Dataset items
───
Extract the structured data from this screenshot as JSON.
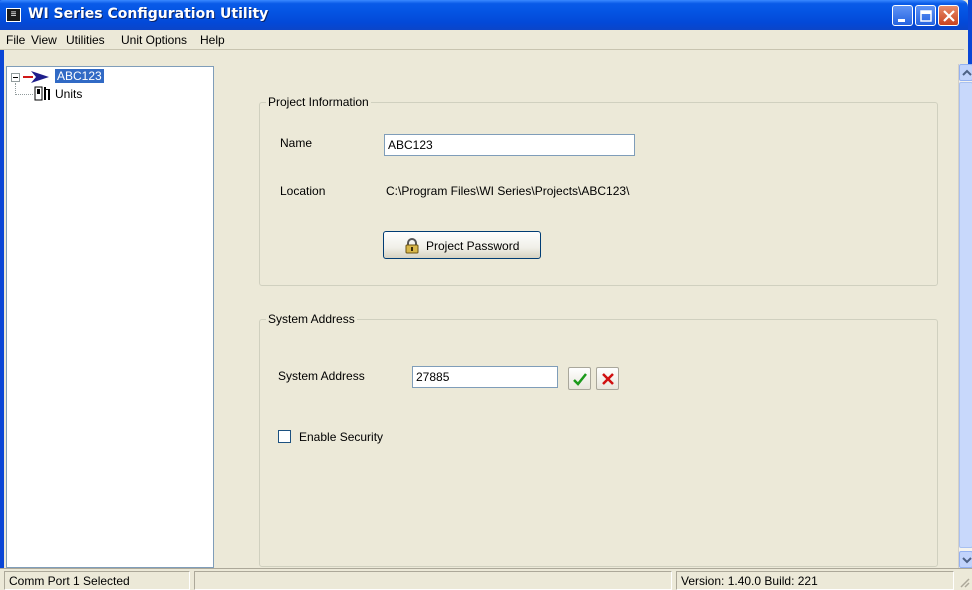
{
  "window": {
    "title": "WI Series Configuration Utility",
    "icon": "app-logo-icon"
  },
  "menubar": {
    "items": [
      "File",
      "View",
      "Utilities",
      "Unit Options",
      "Help"
    ]
  },
  "tree": {
    "root_label": "ABC123",
    "child_label": "Units"
  },
  "project_info": {
    "group_title": "Project Information",
    "name_label": "Name",
    "name_value": "ABC123",
    "location_label": "Location",
    "location_value": "C:\\Program Files\\WI Series\\Projects\\ABC123\\",
    "password_button": "Project Password"
  },
  "system_address": {
    "group_title": "System Address",
    "field_label": "System Address",
    "field_value": "27885",
    "enable_security_label": "Enable Security",
    "enable_security_checked": false
  },
  "statusbar": {
    "left": "Comm Port 1 Selected",
    "middle": "",
    "right": "Version: 1.40.0 Build: 221"
  },
  "colors": {
    "titlebar": "#0454e3",
    "selection": "#316ac5",
    "accept_icon": "#1b9a1b",
    "cancel_icon": "#d01010"
  }
}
───
» **Direction**:
Print the records word for word and exclude any picture they hold.

» **Result below**:
Extract the structured data from this screenshot as JSON.
{
  "window": {
    "title": "WI Series Configuration Utility",
    "icon": "app-logo-icon"
  },
  "menubar": {
    "items": [
      "File",
      "View",
      "Utilities",
      "Unit Options",
      "Help"
    ]
  },
  "tree": {
    "root_label": "ABC123",
    "child_label": "Units"
  },
  "project_info": {
    "group_title": "Project Information",
    "name_label": "Name",
    "name_value": "ABC123",
    "location_label": "Location",
    "location_value": "C:\\Program Files\\WI Series\\Projects\\ABC123\\",
    "password_button": "Project Password"
  },
  "system_address": {
    "group_title": "System Address",
    "field_label": "System Address",
    "field_value": "27885",
    "enable_security_label": "Enable Security",
    "enable_security_checked": false
  },
  "statusbar": {
    "left": "Comm Port 1 Selected",
    "middle": "",
    "right": "Version: 1.40.0 Build: 221"
  },
  "colors": {
    "titlebar": "#0454e3",
    "selection": "#316ac5",
    "accept_icon": "#1b9a1b",
    "cancel_icon": "#d01010"
  }
}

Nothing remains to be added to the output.